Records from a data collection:
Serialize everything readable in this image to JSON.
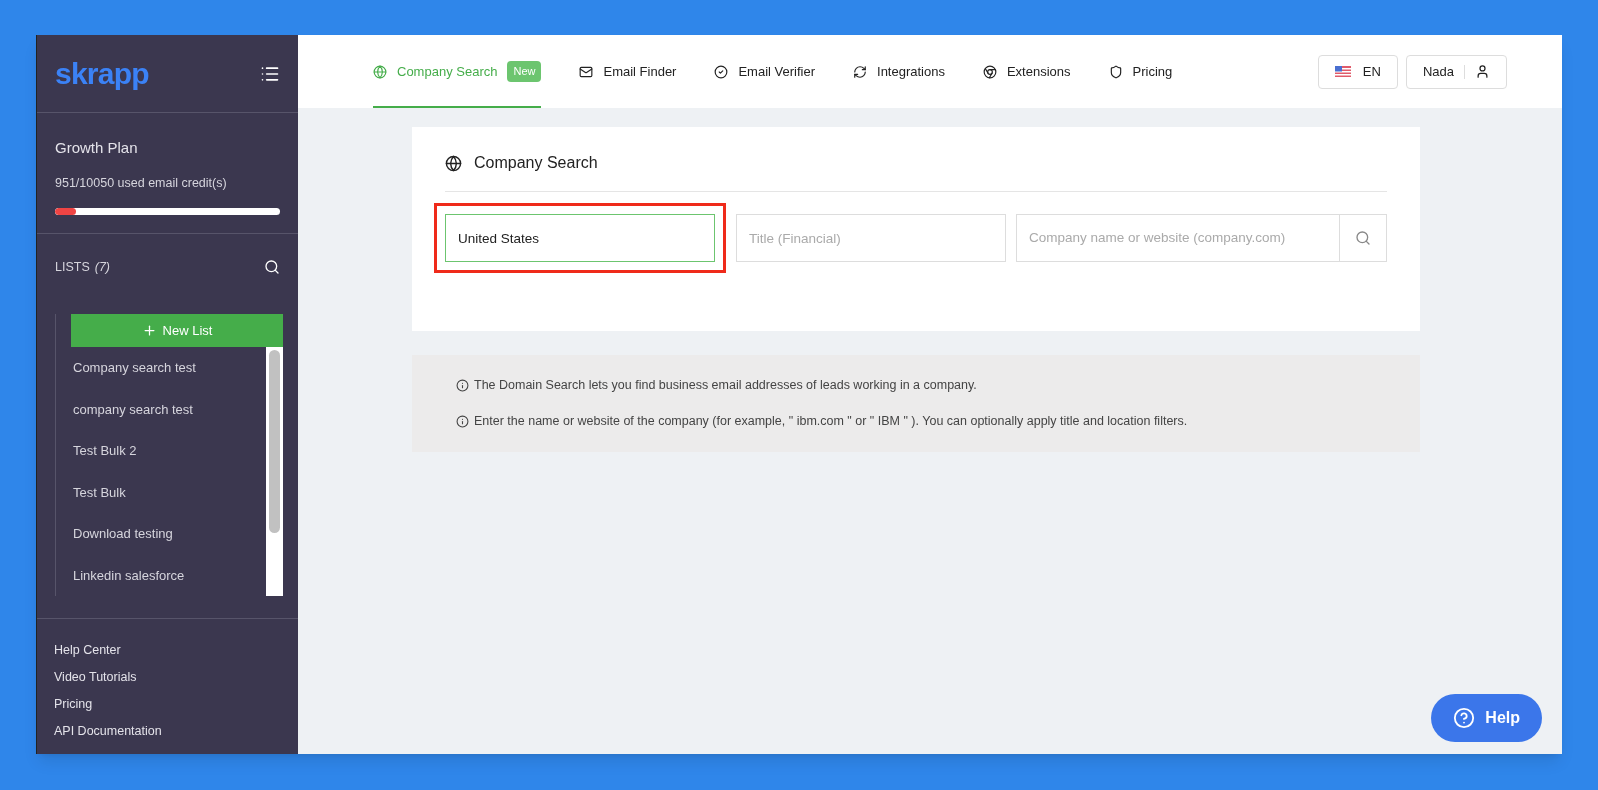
{
  "sidebar": {
    "logo": "skrapp",
    "plan": {
      "name": "Growth Plan",
      "credits": "951/10050 used email credit(s)",
      "level": 0.095
    },
    "lists": {
      "label": "LISTS",
      "count": "(7)",
      "new_button": "New List",
      "items": [
        {
          "name": "Company search test"
        },
        {
          "name": "company search test"
        },
        {
          "name": "Test Bulk 2"
        },
        {
          "name": "Test Bulk"
        },
        {
          "name": "Download testing"
        },
        {
          "name": "Linkedin salesforce"
        }
      ]
    },
    "links": [
      "Help Center",
      "Video Tutorials",
      "Pricing",
      "API Documentation"
    ]
  },
  "nav": {
    "tabs": [
      {
        "label": "Company Search",
        "badge": "New",
        "selected": true
      },
      {
        "label": "Email Finder",
        "selected": false
      },
      {
        "label": "Email Verifier",
        "selected": false
      },
      {
        "label": "Integrations",
        "selected": false
      },
      {
        "label": "Extensions",
        "selected": false
      },
      {
        "label": "Pricing",
        "selected": false
      }
    ],
    "language": "EN",
    "user": "Nada"
  },
  "search_card": {
    "title": "Company Search",
    "fields": [
      {
        "value": "United States",
        "highlighted": true
      },
      {
        "placeholder": "Title (Financial)",
        "highlighted": false
      },
      {
        "placeholder": "Company name or website (company.com)",
        "highlighted": false
      }
    ]
  },
  "info": [
    "The Domain Search lets you find business email addresses of leads working in a company.",
    "Enter the name or website of the company (for example, \" ibm.com \" or \" IBM \" ). You can optionally apply title and location filters."
  ],
  "help_button": "Help"
}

## EXERCISE OBJECTIVE
Please repeat the entries exactly. Do not include the pictures.

## SOLUTION FOR THIS EXERCISE
Serialize everything readable in this image to JSON.
{
  "sidebar": {
    "logo": "skrapp",
    "plan": {
      "name": "Growth Plan",
      "credits": "951/10050 used email credit(s)",
      "level": 0.095
    },
    "lists": {
      "label": "LISTS",
      "count": "(7)",
      "new_button": "New List",
      "items": [
        {
          "name": "Company search test"
        },
        {
          "name": "company search test"
        },
        {
          "name": "Test Bulk 2"
        },
        {
          "name": "Test Bulk"
        },
        {
          "name": "Download testing"
        },
        {
          "name": "Linkedin salesforce"
        }
      ]
    },
    "links": [
      "Help Center",
      "Video Tutorials",
      "Pricing",
      "API Documentation"
    ]
  },
  "nav": {
    "tabs": [
      {
        "label": "Company Search",
        "badge": "New",
        "selected": true
      },
      {
        "label": "Email Finder",
        "selected": false
      },
      {
        "label": "Email Verifier",
        "selected": false
      },
      {
        "label": "Integrations",
        "selected": false
      },
      {
        "label": "Extensions",
        "selected": false
      },
      {
        "label": "Pricing",
        "selected": false
      }
    ],
    "language": "EN",
    "user": "Nada"
  },
  "search_card": {
    "title": "Company Search",
    "fields": [
      {
        "value": "United States",
        "highlighted": true
      },
      {
        "placeholder": "Title (Financial)",
        "highlighted": false
      },
      {
        "placeholder": "Company name or website (company.com)",
        "highlighted": false
      }
    ]
  },
  "info": [
    "The Domain Search lets you find business email addresses of leads working in a company.",
    "Enter the name or website of the company (for example, \" ibm.com \" or \" IBM \" ). You can optionally apply title and location filters."
  ],
  "help_button": "Help"
}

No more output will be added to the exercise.